# Records shown:
-- START --

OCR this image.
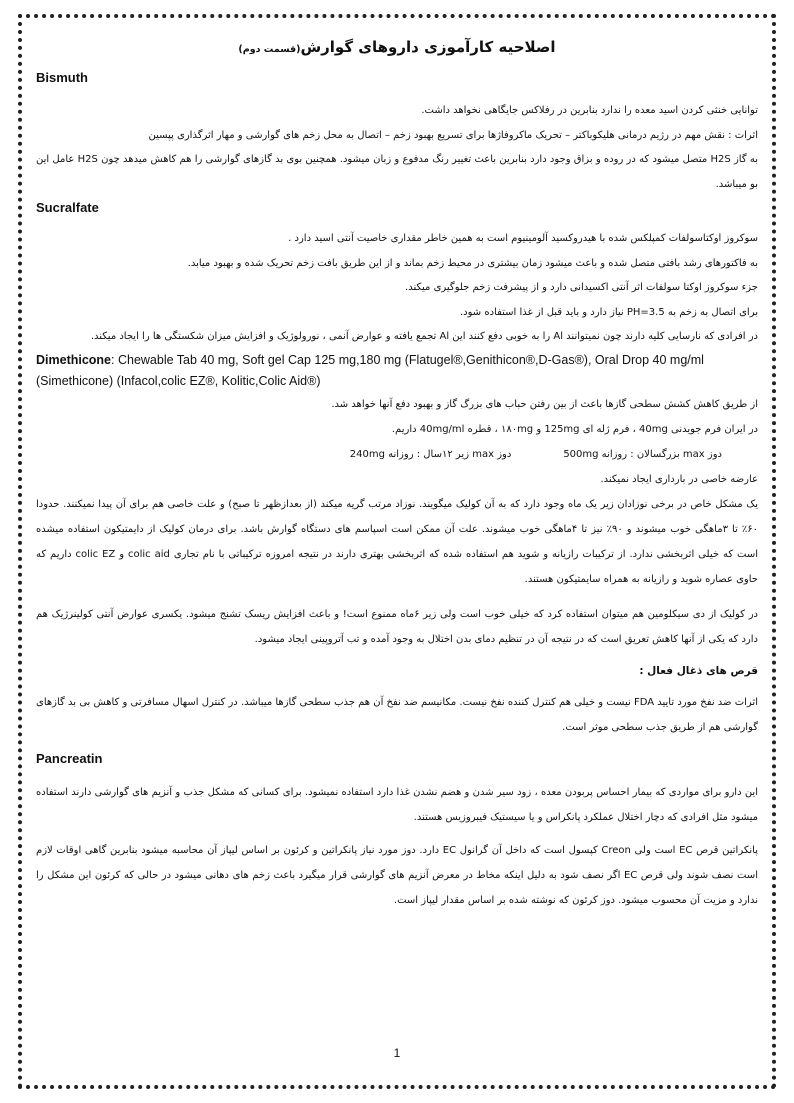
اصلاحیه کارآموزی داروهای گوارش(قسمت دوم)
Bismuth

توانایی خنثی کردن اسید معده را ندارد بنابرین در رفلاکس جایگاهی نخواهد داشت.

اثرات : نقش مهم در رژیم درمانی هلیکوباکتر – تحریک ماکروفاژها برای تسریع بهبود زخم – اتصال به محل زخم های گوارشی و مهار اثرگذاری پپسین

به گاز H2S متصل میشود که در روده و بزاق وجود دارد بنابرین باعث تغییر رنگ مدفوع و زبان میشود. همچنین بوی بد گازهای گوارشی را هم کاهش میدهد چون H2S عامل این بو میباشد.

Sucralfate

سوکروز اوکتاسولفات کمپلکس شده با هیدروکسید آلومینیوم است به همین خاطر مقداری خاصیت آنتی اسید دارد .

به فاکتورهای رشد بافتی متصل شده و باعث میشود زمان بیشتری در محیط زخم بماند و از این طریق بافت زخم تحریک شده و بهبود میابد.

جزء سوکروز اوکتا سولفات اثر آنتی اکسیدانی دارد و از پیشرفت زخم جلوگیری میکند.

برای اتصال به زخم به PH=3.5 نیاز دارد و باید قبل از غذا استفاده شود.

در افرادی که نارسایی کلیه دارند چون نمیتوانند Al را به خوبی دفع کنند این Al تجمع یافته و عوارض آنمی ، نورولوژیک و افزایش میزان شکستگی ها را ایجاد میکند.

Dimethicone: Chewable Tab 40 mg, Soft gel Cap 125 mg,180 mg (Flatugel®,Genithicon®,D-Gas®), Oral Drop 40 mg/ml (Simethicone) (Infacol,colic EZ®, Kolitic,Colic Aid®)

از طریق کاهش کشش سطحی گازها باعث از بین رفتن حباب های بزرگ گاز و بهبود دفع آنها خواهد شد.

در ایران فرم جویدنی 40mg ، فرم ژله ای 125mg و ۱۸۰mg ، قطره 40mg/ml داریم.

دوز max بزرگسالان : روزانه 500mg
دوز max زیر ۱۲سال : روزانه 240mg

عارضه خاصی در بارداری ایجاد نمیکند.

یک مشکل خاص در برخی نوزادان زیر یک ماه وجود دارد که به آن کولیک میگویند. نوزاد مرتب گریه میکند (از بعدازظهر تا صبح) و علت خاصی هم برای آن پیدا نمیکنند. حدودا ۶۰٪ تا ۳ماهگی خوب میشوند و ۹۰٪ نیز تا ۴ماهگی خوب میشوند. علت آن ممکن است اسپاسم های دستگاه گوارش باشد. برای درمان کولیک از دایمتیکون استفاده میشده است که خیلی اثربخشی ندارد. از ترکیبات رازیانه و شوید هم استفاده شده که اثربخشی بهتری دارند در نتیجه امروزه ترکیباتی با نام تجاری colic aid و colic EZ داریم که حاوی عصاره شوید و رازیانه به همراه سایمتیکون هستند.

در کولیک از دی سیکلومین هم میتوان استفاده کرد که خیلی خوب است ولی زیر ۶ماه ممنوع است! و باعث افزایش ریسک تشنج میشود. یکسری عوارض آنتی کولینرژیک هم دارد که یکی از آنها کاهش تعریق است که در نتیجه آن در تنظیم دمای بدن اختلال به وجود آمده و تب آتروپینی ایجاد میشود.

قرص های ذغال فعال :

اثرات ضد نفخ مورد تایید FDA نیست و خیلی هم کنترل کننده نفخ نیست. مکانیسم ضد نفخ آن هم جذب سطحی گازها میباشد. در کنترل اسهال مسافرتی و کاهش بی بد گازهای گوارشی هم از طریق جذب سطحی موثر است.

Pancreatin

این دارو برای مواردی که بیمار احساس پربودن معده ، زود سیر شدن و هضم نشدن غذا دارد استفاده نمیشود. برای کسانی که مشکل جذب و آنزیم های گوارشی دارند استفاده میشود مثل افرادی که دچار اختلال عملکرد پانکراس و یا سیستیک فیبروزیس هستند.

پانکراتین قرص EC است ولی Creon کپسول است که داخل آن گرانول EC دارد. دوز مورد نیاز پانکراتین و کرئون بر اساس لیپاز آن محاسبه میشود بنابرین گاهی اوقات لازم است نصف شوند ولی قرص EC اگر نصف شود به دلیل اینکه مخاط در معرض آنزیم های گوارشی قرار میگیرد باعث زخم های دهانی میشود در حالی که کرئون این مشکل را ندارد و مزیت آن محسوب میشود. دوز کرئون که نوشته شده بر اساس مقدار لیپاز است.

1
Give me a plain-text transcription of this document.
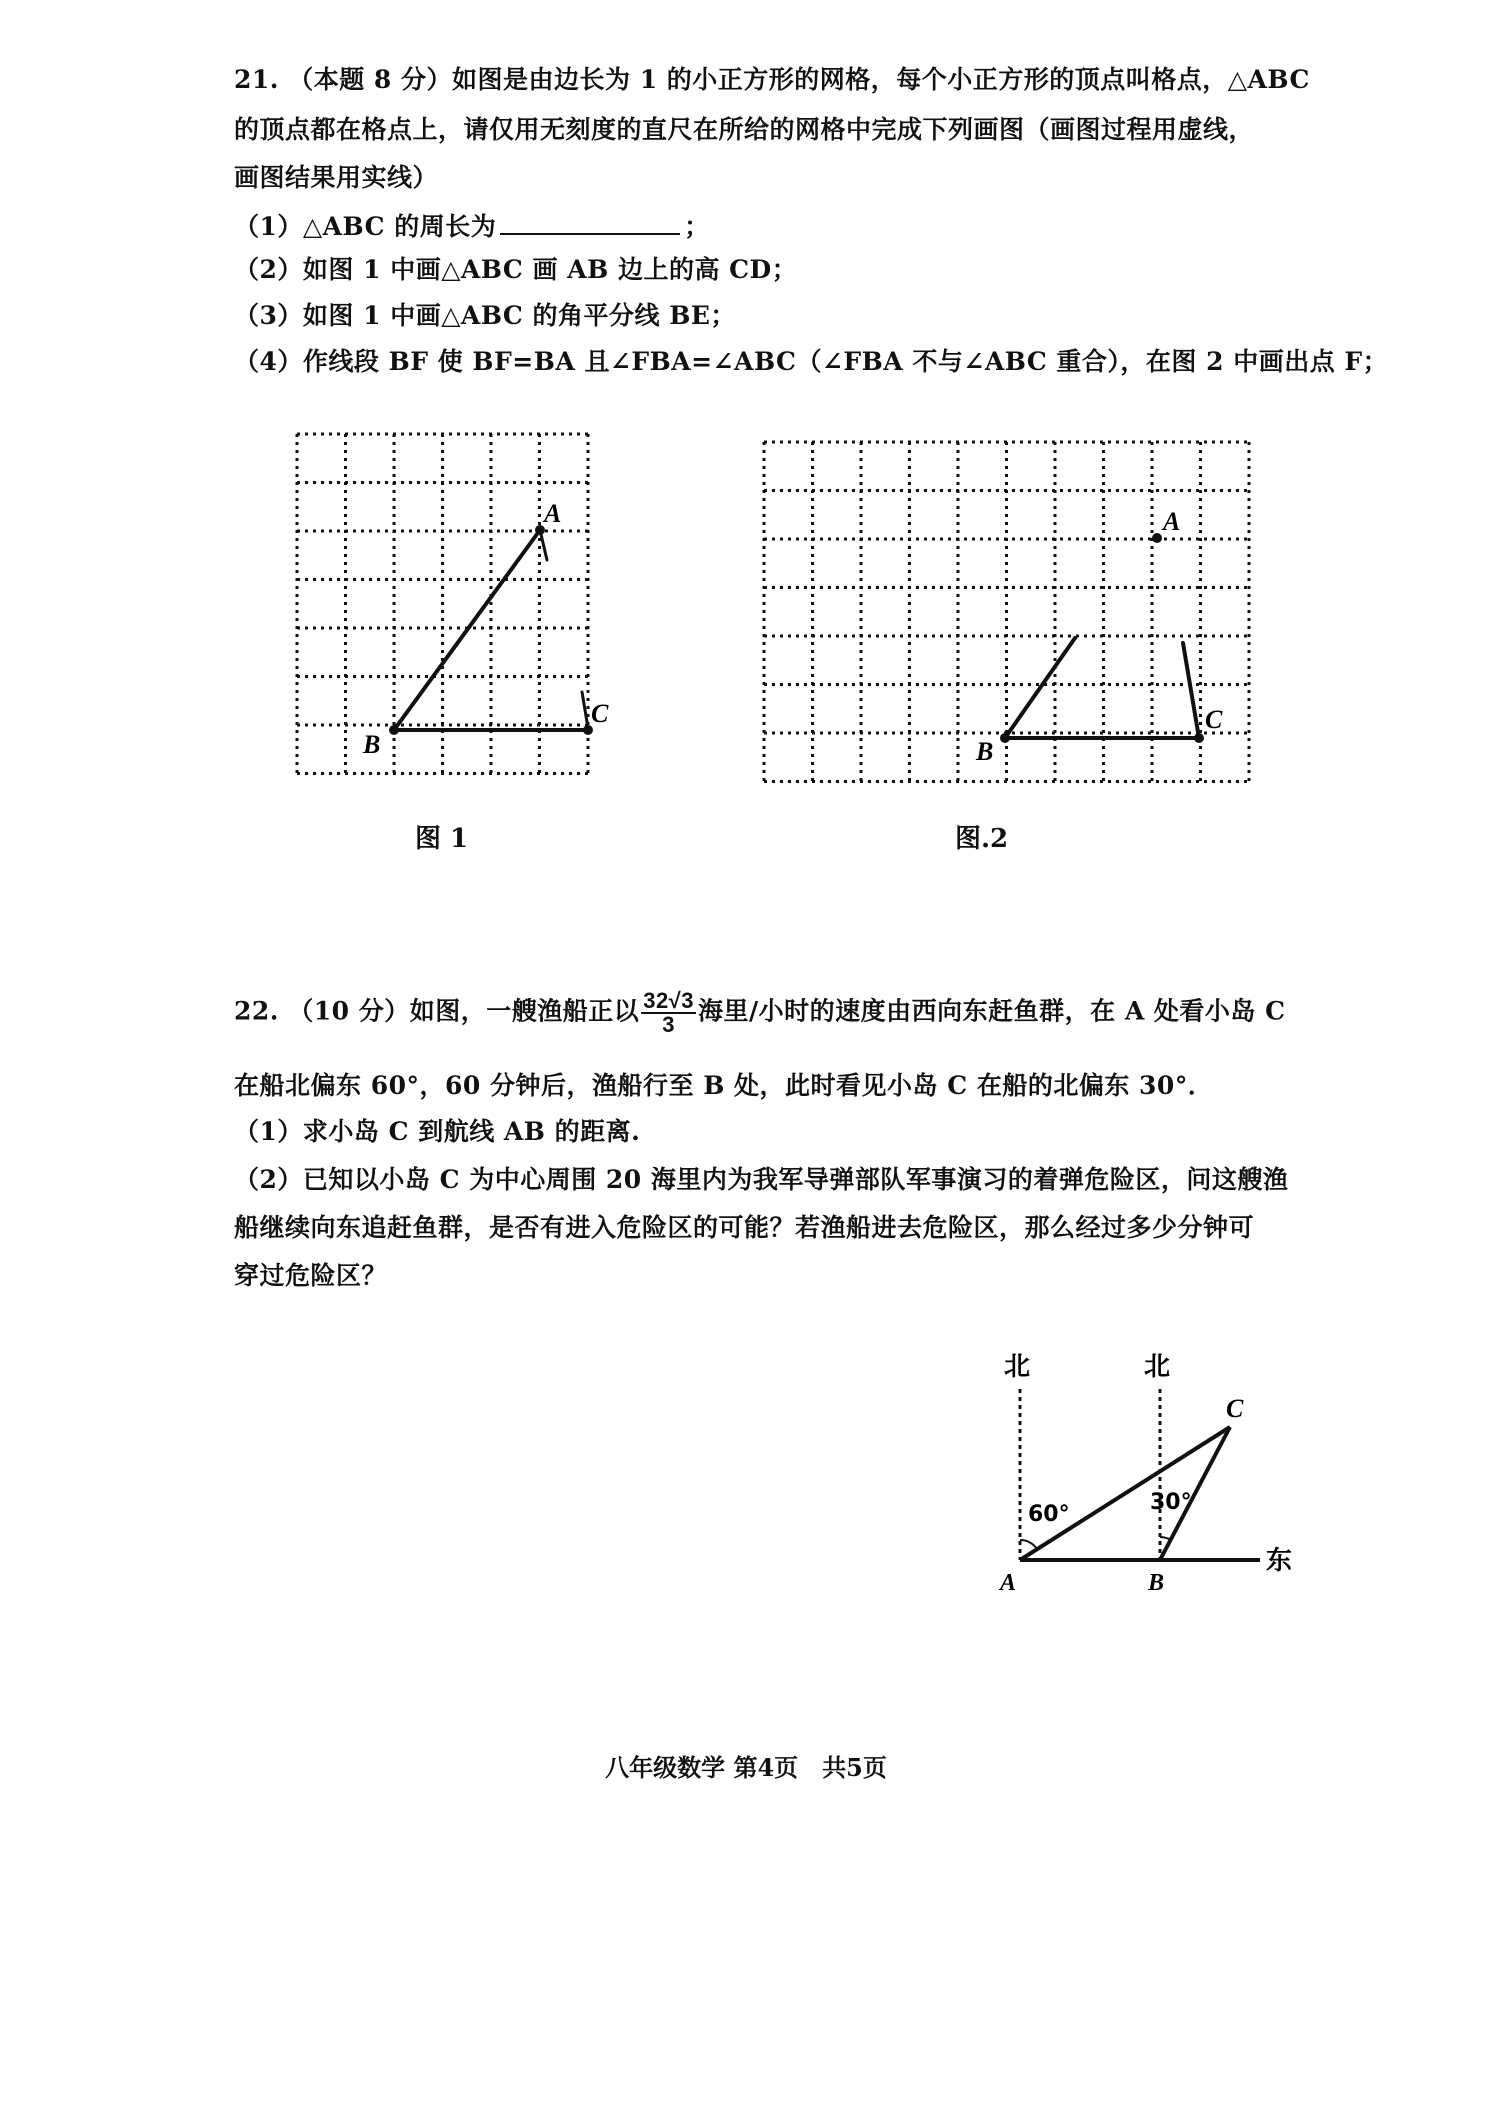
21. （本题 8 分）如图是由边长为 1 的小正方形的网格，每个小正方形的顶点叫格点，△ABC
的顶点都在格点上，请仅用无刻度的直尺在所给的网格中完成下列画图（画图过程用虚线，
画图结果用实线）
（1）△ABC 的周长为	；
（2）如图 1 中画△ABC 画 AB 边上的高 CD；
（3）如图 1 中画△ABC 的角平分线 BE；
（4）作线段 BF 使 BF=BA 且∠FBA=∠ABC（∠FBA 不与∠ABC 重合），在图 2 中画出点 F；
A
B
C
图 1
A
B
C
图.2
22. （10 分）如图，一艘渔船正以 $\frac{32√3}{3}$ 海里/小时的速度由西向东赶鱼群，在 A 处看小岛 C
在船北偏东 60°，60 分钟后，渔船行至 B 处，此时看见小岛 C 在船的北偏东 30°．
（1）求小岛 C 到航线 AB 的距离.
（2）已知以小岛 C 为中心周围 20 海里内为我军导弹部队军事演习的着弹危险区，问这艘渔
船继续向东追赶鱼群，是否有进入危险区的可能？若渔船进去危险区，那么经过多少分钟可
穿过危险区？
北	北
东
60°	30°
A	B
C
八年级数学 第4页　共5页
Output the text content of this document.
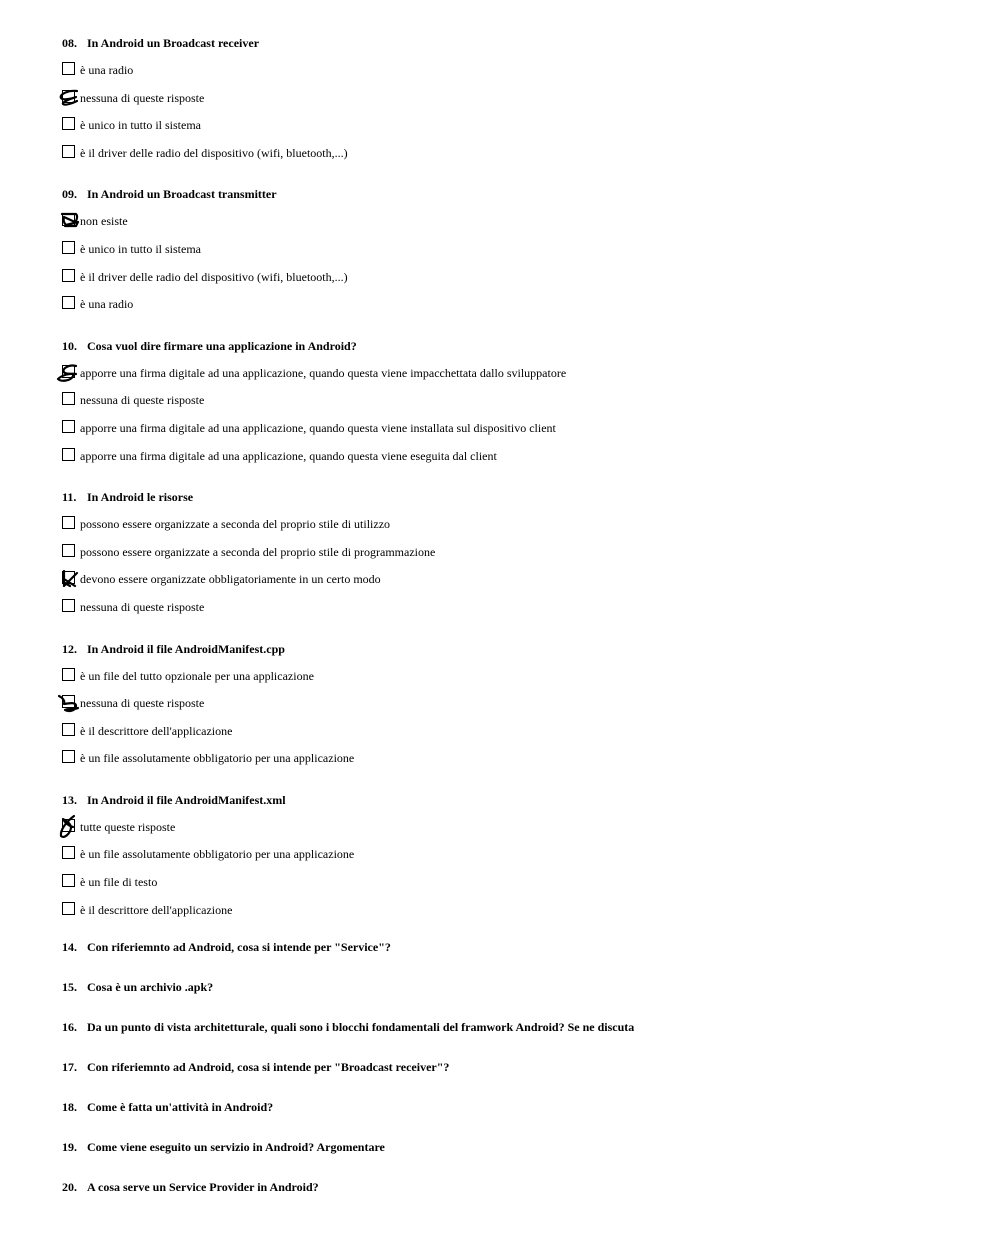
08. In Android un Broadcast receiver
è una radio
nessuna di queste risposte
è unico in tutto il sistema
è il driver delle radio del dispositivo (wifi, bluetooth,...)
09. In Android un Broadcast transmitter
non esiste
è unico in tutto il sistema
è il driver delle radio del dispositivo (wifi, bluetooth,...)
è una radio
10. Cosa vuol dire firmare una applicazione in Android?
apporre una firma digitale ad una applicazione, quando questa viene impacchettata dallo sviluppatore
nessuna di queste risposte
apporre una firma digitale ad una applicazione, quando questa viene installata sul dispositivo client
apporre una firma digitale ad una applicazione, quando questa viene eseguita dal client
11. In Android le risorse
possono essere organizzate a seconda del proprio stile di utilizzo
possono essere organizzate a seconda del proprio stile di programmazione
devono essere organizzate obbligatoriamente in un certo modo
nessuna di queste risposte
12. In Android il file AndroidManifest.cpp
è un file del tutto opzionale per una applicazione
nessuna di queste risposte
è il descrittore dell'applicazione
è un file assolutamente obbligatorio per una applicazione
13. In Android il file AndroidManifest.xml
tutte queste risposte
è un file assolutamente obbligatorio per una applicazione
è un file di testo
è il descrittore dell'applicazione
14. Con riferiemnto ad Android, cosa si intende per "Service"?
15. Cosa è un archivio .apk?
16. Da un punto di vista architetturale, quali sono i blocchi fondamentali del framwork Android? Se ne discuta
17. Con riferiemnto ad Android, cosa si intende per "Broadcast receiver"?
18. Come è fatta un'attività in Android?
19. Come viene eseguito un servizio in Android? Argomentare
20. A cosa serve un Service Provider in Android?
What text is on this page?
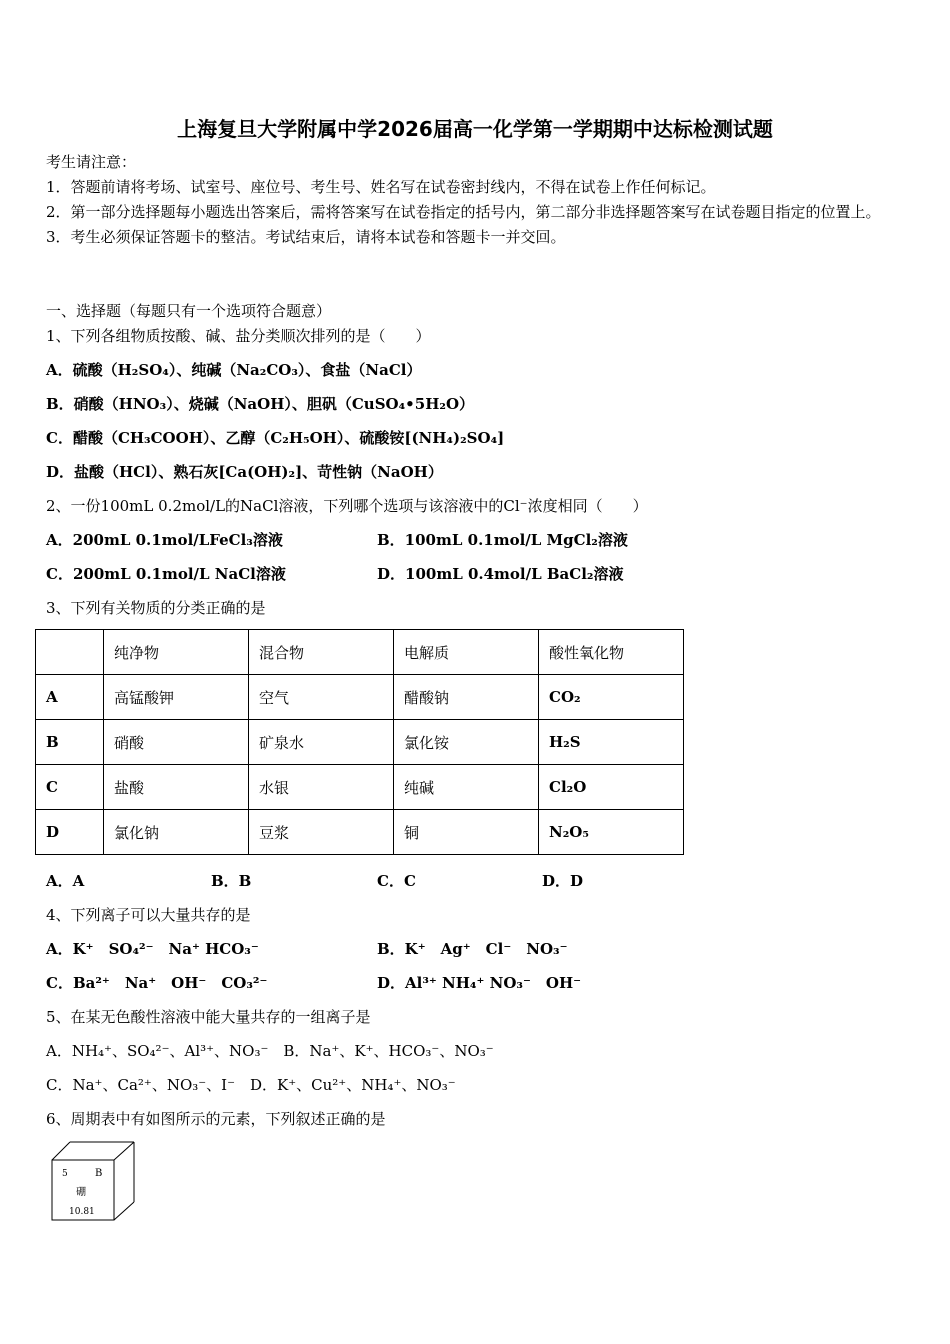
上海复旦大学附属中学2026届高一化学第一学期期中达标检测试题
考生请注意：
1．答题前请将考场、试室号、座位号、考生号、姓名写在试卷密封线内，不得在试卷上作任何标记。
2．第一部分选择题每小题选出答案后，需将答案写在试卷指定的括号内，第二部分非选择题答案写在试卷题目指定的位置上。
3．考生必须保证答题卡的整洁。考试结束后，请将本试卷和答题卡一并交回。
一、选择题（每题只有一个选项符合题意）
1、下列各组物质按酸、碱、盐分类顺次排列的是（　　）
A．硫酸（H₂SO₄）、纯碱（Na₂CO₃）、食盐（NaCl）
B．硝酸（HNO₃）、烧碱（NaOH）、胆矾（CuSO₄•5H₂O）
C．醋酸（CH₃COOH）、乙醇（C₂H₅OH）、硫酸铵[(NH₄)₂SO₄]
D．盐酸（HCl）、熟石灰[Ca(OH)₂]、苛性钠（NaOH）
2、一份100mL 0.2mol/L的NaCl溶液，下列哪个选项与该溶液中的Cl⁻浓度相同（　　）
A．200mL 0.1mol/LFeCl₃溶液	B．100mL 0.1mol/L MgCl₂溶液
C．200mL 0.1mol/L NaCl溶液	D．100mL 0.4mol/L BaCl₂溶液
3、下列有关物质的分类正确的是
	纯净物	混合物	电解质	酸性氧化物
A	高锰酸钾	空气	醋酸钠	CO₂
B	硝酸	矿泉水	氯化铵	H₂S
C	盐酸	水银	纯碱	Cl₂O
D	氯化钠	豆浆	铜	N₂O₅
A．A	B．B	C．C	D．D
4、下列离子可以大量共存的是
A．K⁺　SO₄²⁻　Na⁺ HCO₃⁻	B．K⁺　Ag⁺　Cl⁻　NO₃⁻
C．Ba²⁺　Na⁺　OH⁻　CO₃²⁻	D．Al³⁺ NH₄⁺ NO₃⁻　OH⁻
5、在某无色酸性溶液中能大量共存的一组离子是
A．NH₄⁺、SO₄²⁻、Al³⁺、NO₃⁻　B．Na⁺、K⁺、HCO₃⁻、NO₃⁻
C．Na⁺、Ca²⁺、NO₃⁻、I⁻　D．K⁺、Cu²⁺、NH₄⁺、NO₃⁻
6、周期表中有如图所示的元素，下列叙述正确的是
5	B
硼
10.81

-- END --

# Your objective:
Write out exactly the lines beginning with the line that holds "What text is on this page?" and ending with the final line of the data, both ends included, without the pictures.

# Complete output:
What text is on this page?
上海复旦大学附属中学2026届高一化学第一学期期中达标检测试题
考生请注意：
1．答题前请将考场、试室号、座位号、考生号、姓名写在试卷密封线内，不得在试卷上作任何标记。
2．第一部分选择题每小题选出答案后，需将答案写在试卷指定的括号内，第二部分非选择题答案写在试卷题目指定的位置上。
3．考生必须保证答题卡的整洁。考试结束后，请将本试卷和答题卡一并交回。
一、选择题（每题只有一个选项符合题意）
1、下列各组物质按酸、碱、盐分类顺次排列的是（　　）
A．硫酸（H₂SO₄）、纯碱（Na₂CO₃）、食盐（NaCl）
B．硝酸（HNO₃）、烧碱（NaOH）、胆矾（CuSO₄•5H₂O）
C．醋酸（CH₃COOH）、乙醇（C₂H₅OH）、硫酸铵[(NH₄)₂SO₄]
D．盐酸（HCl）、熟石灰[Ca(OH)₂]、苛性钠（NaOH）
2、一份100mL 0.2mol/L的NaCl溶液，下列哪个选项与该溶液中的Cl⁻浓度相同（　　）
A．200mL 0.1mol/LFeCl₃溶液	B．100mL 0.1mol/L MgCl₂溶液
C．200mL 0.1mol/L NaCl溶液	D．100mL 0.4mol/L BaCl₂溶液
3、下列有关物质的分类正确的是
	纯净物	混合物	电解质	酸性氧化物
A	高锰酸钾	空气	醋酸钠	CO₂
B	硝酸	矿泉水	氯化铵	H₂S
C	盐酸	水银	纯碱	Cl₂O
D	氯化钠	豆浆	铜	N₂O₅
A．A	B．B	C．C	D．D
4、下列离子可以大量共存的是
A．K⁺　SO₄²⁻　Na⁺ HCO₃⁻	B．K⁺　Ag⁺　Cl⁻　NO₃⁻
C．Ba²⁺　Na⁺　OH⁻　CO₃²⁻	D．Al³⁺ NH₄⁺ NO₃⁻　OH⁻
5、在某无色酸性溶液中能大量共存的一组离子是
A．NH₄⁺、SO₄²⁻、Al³⁺、NO₃⁻　B．Na⁺、K⁺、HCO₃⁻、NO₃⁻
C．Na⁺、Ca²⁺、NO₃⁻、I⁻　D．K⁺、Cu²⁺、NH₄⁺、NO₃⁻
6、周期表中有如图所示的元素，下列叙述正确的是
5	B
硼
10.81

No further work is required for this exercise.